## Instructions to follow
Scan the data. Collect each line that contains the word "garantie".

## Data entries
## start

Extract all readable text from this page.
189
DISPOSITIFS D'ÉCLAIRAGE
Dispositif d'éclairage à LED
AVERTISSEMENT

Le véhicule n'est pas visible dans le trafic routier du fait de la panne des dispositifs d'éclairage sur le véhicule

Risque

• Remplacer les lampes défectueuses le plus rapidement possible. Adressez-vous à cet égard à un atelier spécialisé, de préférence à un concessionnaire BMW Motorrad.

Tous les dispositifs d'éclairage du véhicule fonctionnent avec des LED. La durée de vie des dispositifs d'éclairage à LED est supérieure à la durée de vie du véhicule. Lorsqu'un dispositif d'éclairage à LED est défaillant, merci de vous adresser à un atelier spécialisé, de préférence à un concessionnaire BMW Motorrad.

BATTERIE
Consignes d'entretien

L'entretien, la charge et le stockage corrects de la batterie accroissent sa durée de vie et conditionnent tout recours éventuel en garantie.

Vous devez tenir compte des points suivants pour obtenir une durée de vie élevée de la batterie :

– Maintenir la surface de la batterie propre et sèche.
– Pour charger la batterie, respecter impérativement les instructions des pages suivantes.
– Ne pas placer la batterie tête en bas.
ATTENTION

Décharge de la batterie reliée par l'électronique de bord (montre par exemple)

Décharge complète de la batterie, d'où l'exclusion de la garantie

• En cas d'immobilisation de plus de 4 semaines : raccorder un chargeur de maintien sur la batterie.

## end

## Problem solution
L'entretien, la charge et le stockage corrects de la batterie accroissent sa durée de vie et conditionnent tout recours éventuel en garantie.
Décharge complète de la batterie, d'où l'exclusion de la garantie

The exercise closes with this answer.